• **DATA RECORDS**
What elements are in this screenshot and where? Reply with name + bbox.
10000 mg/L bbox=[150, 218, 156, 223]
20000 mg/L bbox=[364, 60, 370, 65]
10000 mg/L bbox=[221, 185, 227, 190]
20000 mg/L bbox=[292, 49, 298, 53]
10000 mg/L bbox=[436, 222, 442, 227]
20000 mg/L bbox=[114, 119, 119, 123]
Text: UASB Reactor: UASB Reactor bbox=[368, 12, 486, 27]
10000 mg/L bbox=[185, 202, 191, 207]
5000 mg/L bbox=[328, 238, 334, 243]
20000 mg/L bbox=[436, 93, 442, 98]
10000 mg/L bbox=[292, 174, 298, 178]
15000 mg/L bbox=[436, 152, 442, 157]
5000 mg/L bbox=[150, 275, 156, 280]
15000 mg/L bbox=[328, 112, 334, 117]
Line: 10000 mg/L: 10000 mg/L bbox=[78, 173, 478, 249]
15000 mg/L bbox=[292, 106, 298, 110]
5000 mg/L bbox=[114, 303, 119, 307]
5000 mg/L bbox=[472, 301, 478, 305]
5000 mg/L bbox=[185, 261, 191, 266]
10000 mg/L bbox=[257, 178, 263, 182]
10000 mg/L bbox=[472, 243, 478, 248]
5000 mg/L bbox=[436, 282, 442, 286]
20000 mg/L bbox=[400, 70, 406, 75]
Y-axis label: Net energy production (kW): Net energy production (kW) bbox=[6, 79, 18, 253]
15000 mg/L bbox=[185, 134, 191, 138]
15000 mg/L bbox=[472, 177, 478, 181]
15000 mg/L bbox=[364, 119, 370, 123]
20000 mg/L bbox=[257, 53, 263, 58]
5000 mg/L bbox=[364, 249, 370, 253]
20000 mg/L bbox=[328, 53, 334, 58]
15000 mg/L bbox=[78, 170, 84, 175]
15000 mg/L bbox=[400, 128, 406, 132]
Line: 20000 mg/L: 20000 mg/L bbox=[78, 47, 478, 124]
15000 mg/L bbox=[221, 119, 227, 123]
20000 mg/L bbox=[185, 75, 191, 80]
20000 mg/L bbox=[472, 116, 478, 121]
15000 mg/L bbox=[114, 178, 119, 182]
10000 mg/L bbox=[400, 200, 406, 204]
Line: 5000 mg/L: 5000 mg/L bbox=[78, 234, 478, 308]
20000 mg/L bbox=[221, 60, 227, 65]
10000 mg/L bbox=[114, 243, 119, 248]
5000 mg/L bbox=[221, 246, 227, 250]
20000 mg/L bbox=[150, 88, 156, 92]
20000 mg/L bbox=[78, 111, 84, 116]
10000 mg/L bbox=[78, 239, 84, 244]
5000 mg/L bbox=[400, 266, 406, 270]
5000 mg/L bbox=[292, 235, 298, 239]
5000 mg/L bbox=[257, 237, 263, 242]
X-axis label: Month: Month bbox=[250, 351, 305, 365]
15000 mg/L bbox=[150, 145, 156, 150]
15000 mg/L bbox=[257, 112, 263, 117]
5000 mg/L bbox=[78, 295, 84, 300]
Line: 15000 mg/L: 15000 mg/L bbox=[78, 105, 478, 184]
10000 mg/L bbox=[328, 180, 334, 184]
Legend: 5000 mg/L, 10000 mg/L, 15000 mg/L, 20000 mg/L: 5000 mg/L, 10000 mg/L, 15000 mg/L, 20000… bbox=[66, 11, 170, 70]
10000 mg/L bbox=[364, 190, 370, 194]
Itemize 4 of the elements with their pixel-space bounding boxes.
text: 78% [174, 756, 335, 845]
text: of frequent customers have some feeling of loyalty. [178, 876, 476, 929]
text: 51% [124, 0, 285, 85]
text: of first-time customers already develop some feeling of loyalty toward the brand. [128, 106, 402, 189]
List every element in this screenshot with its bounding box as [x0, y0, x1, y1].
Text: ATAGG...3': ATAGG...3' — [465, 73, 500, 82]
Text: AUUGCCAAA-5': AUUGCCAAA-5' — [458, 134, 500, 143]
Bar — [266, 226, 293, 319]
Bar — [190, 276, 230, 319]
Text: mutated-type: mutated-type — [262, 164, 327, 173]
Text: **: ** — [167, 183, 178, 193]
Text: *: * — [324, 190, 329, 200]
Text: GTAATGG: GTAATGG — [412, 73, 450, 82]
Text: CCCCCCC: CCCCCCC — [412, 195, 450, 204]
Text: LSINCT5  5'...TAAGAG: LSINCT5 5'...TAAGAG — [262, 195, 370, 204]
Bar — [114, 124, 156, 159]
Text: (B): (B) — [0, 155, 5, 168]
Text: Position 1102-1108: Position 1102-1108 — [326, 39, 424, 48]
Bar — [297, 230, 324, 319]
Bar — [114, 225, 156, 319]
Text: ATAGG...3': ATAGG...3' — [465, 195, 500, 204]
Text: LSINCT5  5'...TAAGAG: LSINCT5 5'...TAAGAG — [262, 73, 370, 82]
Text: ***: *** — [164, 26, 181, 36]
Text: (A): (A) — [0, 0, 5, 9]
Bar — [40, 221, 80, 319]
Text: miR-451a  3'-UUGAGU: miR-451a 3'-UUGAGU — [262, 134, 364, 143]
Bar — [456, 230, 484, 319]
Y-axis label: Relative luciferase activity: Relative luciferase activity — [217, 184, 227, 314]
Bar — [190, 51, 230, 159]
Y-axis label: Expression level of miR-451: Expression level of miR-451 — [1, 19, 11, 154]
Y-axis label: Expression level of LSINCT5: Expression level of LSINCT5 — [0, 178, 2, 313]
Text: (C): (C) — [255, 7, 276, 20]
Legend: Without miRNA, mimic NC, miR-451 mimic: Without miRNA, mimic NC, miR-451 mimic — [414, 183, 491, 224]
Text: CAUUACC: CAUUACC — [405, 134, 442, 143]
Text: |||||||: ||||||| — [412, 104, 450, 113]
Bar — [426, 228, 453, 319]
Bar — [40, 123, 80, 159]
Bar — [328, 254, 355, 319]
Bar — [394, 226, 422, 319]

• **DIRECTIONS FOR THIS TASK**
Can you convert every line of the data above into a JSON list of strings, with one string per line and any blank lines left out?

• **WORKED ANSWER**
[
  "What elements are in this screenshot and where? Reply with name + bbox.",
  "10000 mg/L bbox=[150, 218, 156, 223]",
  "20000 mg/L bbox=[364, 60, 370, 65]",
  "10000 mg/L bbox=[221, 185, 227, 190]",
  "20000 mg/L bbox=[292, 49, 298, 53]",
  "10000 mg/L bbox=[436, 222, 442, 227]",
  "20000 mg/L bbox=[114, 119, 119, 123]",
  "Text: UASB Reactor: UASB Reactor bbox=[368, 12, 486, 27]",
  "10000 mg/L bbox=[185, 202, 191, 207]",
  "5000 mg/L bbox=[328, 238, 334, 243]",
  "20000 mg/L bbox=[436, 93, 442, 98]",
  "10000 mg/L bbox=[292, 174, 298, 178]",
  "15000 mg/L bbox=[436, 152, 442, 157]",
  "5000 mg/L bbox=[150, 275, 156, 280]",
  "15000 mg/L bbox=[328, 112, 334, 117]",
  "Line: 10000 mg/L: 10000 mg/L bbox=[78, 173, 478, 249]",
  "15000 mg/L bbox=[292, 106, 298, 110]",
  "5000 mg/L bbox=[114, 303, 119, 307]",
  "5000 mg/L bbox=[472, 301, 478, 305]",
  "5000 mg/L bbox=[185, 261, 191, 266]",
  "10000 mg/L bbox=[257, 178, 263, 182]",
  "10000 mg/L bbox=[472, 243, 478, 248]",
  "5000 mg/L bbox=[436, 282, 442, 286]",
  "20000 mg/L bbox=[400, 70, 406, 75]",
  "Y-axis label: Net energy production (kW): Net energy production (kW) bbox=[6, 79, 18, 253]",
  "15000 mg/L bbox=[185, 134, 191, 138]",
  "15000 mg/L bbox=[472, 177, 478, 181]",
  "15000 mg/L bbox=[364, 119, 370, 123]",
  "20000 mg/L bbox=[257, 53, 263, 58]",
  "5000 mg/L bbox=[364, 249, 370, 253]",
  "20000 mg/L bbox=[328, 53, 334, 58]",
  "15000 mg/L bbox=[78, 170, 84, 175]",
  "15000 mg/L bbox=[400, 128, 406, 132]",
  "Line: 20000 mg/L: 20000 mg/L bbox=[78, 47, 478, 124]",
  "15000 mg/L bbox=[221, 119, 227, 123]",
  "20000 mg/L bbox=[185, 75, 191, 80]",
  "20000 mg/L bbox=[472, 116, 478, 121]",
  "15000 mg/L bbox=[114, 178, 119, 182]",
  "10000 mg/L bbox=[400, 200, 406, 204]",
  "Line: 5000 mg/L: 5000 mg/L bbox=[78, 234, 478, 308]",
  "20000 mg/L bbox=[221, 60, 227, 65]",
  "10000 mg/L bbox=[114, 243, 119, 248]",
  "5000 mg/L bbox=[221, 246, 227, 250]",
  "20000 mg/L bbox=[150, 88, 156, 92]",
  "20000 mg/L bbox=[78, 111, 84, 116]",
  "10000 mg/L bbox=[78, 239, 84, 244]",
  "5000 mg/L bbox=[400, 266, 406, 270]",
  "5000 mg/L bbox=[292, 235, 298, 239]",
  "5000 mg/L bbox=[257, 237, 263, 242]",
  "X-axis label: Month: Month bbox=[250, 351, 305, 365]",
  "15000 mg/L bbox=[150, 145, 156, 150]",
  "15000 mg/L bbox=[257, 112, 263, 117]",
  "5000 mg/L bbox=[78, 295, 84, 300]",
  "Line: 15000 mg/L: 15000 mg/L bbox=[78, 105, 478, 184]",
  "10000 mg/L bbox=[328, 180, 334, 184]",
  "Legend: 5000 mg/L, 10000 mg/L, 15000 mg/L, 20000 mg/L: 5000 mg/L, 10000 mg/L, 15000 mg/L, 20000… bbox=[66, 11, 170, 70]",
  "10000 mg/L bbox=[364, 190, 370, 194]",
  "Itemize 4 of the elements with their pixel-space bounding boxes.",
  "text: 78% [174, 756, 335, 845]",
  "text: of frequent customers have some feeling of loyalty. [178, 876, 476, 929]",
  "text: 51% [124, 0, 285, 85]",
  "text: of first-time customers already develop some feeling of loyalty toward the brand. [128, 106, 402, 189]",
  "List every element in this screenshot with its bounding box as [x0, y0, x1, y1].",
  "Text: ATAGG...3': ATAGG...3' — [465, 73, 500, 82]",
  "Text: AUUGCCAAA-5': AUUGCCAAA-5' — [458, 134, 500, 143]",
  "Bar — [266, 226, 293, 319]",
  "Bar — [190, 276, 230, 319]",
  "Text: mutated-type: mutated-type — [262, 164, 327, 173]",
  "Text: **: ** — [167, 183, 178, 193]",
  "Text: *: * — [324, 190, 329, 200]",
  "Text: GTAATGG: GTAATGG — [412, 73, 450, 82]",
  "Text: CCCCCCC: CCCCCCC — [412, 195, 450, 204]",
  "Text: LSINCT5  5'...TAAGAG: LSINCT5 5'...TAAGAG — [262, 195, 370, 204]",
  "Bar — [114, 124, 156, 159]",
  "Text: (B): (B) — [0, 155, 5, 168]",
  "Text: Position 1102-1108: Position 1102-1108 — [326, 39, 424, 48]",
  "Bar — [297, 230, 324, 319]",
  "Bar — [114, 225, 156, 319]",
  "Text: ATAGG...3': ATAGG...3' — [465, 195, 500, 204]",
  "Text: LSINCT5  5'...TAAGAG: LSINCT5 5'...TAAGAG — [262, 73, 370, 82]",
  "Text: ***: *** — [164, 26, 181, 36]",
  "Text: (A): (A) — [0, 0, 5, 9]",
  "Bar — [40, 221, 80, 319]",
  "Text: miR-451a  3'-UUGAGU: miR-451a 3'-UUGAGU — [262, 134, 364, 143]",
  "Bar — [456, 230, 484, 319]",
  "Y-axis label: Relative luciferase activity: Relative luciferase activity — [217, 184, 227, 314]",
  "Bar — [190, 51, 230, 159]",
  "Y-axis label: Expression level of miR-451: Expression level of miR-451 — [1, 19, 11, 154]",
  "Y-axis label: Expression level of LSINCT5: Expression level of LSINCT5 — [0, 178, 2, 313]",
  "Text: (C): (C) — [255, 7, 276, 20]",
  "Legend: Without miRNA, mimic NC, miR-451 mimic: Without miRNA, mimic NC, miR-451 mimic — [414, 183, 491, 224]",
  "Text: CAUUACC: CAUUACC — [405, 134, 442, 143]",
  "Text: |||||||: ||||||| — [412, 104, 450, 113]",
  "Bar — [426, 228, 453, 319]",
  "Bar — [40, 123, 80, 159]",
  "Bar — [328, 254, 355, 319]",
  "Bar — [394, 226, 422, 319]"
]